→ TEXT FOR ANALYSIS
= = = = =
10:15 a.m. This post has been updated with information provided by Daimler Trucks North America stating their plans to extend limited production an additional week.
Truck production has been severely impacted by the COVID-19 coronavirus and its continued spread has prompted one OEM to further extend its production hiatus.
Paccar last week announced it would cease truck and engine production through April 6, but in a statement provided Wednesday afternoon extended worldwide closings to April 20.
“Paccar will continue to provide aftermarket support to its customers who deliver medical supplies, food and essential infrastructure services to our communities,” the company said in a statement.
Volvo Group’s Hagerstown powertrain facility, which was set to re-open this past Monday, has suspended production until at least Friday, April 10, “as part of the effort to slow the spread of the virus in our communities,” the company said in a statement emailed to CCJ Thursday. “A small number of employees will work on site, performing essential activities, while following safe-distancing practices.”
Mack’s Lehigh Valley Operations has also suspended production through April 17 and Volvo Trucks’ New River Valley manufacturing facility is currently running “a very limited production schedule,” the company said.
= = = = =
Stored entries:
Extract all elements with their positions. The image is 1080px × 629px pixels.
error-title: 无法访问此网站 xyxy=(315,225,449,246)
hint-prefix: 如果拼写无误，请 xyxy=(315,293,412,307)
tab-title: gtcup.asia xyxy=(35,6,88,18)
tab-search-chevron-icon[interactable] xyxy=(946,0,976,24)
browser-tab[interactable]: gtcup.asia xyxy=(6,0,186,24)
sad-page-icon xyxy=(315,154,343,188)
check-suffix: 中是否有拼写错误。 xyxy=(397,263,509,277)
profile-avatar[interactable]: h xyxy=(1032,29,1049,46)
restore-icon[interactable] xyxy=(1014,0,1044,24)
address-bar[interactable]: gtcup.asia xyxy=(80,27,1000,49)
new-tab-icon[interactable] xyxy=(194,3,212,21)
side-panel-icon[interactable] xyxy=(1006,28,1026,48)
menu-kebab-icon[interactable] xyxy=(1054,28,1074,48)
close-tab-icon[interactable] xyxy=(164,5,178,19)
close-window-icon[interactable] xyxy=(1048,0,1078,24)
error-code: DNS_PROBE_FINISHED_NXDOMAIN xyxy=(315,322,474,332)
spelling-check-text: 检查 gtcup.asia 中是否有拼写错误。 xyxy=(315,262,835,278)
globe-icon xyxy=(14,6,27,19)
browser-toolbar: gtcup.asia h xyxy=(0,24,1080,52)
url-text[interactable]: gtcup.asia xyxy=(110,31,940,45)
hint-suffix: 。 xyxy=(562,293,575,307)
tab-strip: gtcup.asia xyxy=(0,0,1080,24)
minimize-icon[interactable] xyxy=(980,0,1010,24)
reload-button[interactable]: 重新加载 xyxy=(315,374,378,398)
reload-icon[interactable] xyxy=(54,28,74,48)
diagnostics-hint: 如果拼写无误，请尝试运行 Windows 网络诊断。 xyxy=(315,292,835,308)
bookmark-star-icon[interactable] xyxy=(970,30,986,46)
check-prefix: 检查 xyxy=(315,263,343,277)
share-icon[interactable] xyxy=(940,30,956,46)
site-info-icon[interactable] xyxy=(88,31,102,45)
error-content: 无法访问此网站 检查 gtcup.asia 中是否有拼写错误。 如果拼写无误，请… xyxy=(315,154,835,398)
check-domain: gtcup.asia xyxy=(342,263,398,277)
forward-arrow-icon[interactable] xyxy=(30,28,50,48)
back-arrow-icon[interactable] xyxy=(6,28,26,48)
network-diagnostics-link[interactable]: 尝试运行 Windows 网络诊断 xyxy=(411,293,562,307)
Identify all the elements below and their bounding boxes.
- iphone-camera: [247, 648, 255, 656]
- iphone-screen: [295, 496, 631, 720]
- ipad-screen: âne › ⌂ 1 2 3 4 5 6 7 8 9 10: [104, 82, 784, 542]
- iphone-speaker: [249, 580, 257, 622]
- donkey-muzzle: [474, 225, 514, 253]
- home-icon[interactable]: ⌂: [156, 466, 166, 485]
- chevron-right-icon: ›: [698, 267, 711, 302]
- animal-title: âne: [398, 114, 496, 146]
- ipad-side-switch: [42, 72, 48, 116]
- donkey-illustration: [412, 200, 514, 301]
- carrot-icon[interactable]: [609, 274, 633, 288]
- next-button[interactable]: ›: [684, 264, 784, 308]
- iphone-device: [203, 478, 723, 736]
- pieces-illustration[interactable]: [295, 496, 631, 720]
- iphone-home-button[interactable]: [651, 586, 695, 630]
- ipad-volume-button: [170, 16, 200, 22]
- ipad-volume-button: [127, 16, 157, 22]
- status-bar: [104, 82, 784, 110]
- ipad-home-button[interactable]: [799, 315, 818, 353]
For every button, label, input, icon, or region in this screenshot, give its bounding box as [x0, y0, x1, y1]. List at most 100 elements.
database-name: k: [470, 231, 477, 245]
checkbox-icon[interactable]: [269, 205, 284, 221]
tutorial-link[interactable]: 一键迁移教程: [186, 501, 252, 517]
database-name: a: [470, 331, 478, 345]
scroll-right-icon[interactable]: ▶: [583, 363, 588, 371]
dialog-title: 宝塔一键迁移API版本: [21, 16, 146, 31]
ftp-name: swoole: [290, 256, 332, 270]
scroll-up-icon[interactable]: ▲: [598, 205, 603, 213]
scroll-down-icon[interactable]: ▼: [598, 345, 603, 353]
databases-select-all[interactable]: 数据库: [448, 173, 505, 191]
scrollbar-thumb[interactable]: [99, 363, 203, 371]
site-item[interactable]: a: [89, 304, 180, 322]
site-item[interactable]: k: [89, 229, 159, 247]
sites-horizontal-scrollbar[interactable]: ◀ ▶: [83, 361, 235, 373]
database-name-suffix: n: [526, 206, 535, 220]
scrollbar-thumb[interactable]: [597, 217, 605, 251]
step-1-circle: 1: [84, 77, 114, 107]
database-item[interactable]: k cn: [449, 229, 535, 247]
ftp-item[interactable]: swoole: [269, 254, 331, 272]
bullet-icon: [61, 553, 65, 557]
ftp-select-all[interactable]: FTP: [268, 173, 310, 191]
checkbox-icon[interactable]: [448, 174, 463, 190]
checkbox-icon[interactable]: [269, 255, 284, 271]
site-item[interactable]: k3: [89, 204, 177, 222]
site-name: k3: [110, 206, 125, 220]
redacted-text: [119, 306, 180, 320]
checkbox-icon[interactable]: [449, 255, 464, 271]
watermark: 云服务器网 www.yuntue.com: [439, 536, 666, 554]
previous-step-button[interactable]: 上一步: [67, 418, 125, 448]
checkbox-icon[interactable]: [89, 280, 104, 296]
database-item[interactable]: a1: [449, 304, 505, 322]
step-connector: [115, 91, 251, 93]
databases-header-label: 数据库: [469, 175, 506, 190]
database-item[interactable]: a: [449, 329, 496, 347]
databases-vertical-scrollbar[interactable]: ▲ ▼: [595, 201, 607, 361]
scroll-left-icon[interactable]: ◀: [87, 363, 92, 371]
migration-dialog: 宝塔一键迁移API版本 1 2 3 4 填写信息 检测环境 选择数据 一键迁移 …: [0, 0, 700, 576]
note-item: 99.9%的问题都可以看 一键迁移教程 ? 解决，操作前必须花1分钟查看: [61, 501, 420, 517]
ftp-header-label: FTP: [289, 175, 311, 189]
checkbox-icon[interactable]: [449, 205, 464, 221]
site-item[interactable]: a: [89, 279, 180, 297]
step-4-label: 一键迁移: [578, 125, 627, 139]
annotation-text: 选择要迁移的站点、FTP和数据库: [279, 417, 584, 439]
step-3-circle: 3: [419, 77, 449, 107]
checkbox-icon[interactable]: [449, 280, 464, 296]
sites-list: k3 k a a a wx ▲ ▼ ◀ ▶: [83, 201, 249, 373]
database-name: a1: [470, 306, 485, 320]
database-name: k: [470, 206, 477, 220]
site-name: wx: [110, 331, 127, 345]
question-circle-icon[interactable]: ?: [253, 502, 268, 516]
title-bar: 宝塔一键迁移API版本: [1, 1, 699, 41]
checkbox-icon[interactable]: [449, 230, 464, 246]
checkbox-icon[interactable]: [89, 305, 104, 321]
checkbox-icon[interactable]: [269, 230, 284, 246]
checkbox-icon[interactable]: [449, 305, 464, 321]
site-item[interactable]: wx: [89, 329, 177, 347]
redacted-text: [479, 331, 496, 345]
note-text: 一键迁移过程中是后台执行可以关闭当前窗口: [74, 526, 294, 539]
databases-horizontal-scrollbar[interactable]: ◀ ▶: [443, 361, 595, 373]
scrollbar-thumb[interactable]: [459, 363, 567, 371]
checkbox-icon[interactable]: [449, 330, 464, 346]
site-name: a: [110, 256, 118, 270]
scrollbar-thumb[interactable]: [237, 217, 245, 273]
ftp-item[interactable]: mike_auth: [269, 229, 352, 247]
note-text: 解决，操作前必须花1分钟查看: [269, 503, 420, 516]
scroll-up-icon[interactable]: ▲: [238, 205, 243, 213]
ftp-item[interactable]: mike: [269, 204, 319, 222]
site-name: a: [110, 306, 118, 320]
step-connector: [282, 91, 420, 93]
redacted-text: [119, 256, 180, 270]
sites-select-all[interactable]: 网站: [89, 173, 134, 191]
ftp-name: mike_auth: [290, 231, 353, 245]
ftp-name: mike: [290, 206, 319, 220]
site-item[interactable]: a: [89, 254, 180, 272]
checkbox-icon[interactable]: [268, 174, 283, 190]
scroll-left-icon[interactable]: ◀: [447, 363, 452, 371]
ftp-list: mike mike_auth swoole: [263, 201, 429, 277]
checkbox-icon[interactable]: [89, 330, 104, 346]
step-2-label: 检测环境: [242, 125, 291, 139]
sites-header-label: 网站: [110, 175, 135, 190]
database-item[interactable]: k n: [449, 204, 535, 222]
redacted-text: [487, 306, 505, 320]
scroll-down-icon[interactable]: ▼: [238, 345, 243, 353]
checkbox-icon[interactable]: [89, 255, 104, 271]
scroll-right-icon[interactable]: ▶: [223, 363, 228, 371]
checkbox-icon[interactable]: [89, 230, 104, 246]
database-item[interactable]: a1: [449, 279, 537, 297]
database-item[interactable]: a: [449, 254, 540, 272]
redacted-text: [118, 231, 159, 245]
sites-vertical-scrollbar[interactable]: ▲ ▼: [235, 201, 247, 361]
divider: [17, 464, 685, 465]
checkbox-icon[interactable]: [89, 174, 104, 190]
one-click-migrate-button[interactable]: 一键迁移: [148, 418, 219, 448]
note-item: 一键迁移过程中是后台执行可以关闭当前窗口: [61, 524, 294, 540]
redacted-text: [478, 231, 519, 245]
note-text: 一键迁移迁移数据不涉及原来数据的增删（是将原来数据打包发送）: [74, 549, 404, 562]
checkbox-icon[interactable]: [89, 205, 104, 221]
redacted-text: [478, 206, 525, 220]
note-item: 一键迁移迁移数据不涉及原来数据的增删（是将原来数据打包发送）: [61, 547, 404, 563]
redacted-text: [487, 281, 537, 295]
= = = = =
→ TASKS
a) In the article on truck production shutdowns, to what date did Paccar extend its worldwide closings?
b) Write the next portion of the article on truck production shutdowns, beginning after its final sentence.
The entries bear no relation to the article on truck production shutdowns.

→ ANSWERS BY ITEM NUMBER
a) April 20

b)
Daimler Trucks North America didn’t formally close its facilities, but scaled down and limited operations at its Mt. Holly Truck Plant in North Carolina; Cleveland Truck Plant in North Carolina; Gaffney Truck Plant in South Carolina; Portland Truck Plant in Oregon; and Saltillo Truck Plant and Santiago Truck Plant in Mexico. The company on Thursday added a week to its plans for a return to production, now targeting April 13 in the U.S. and April 20 in Mexico.
Next week was supposed to mark a return to some measure of normalcy for truck production but Navistar International, as of Thursday morning, is the only manufacturer set to resume production Monday after shuttering for two weeks its truck assembly plant in Springfield, Ohio, in response to supply chain disruptions caused by the COVID-19 coronavirus pandemic.
With factories closed and many economic headwinds remaining in the coming months, JPMorgan Thursday lowered its Class 8 truck build forecast to 162,000 this year, a drop of 53% year-over-year. However, seeing a light at the end of the tunnel, the bank bumped up its 2021 forecast 30% to 211,000 units.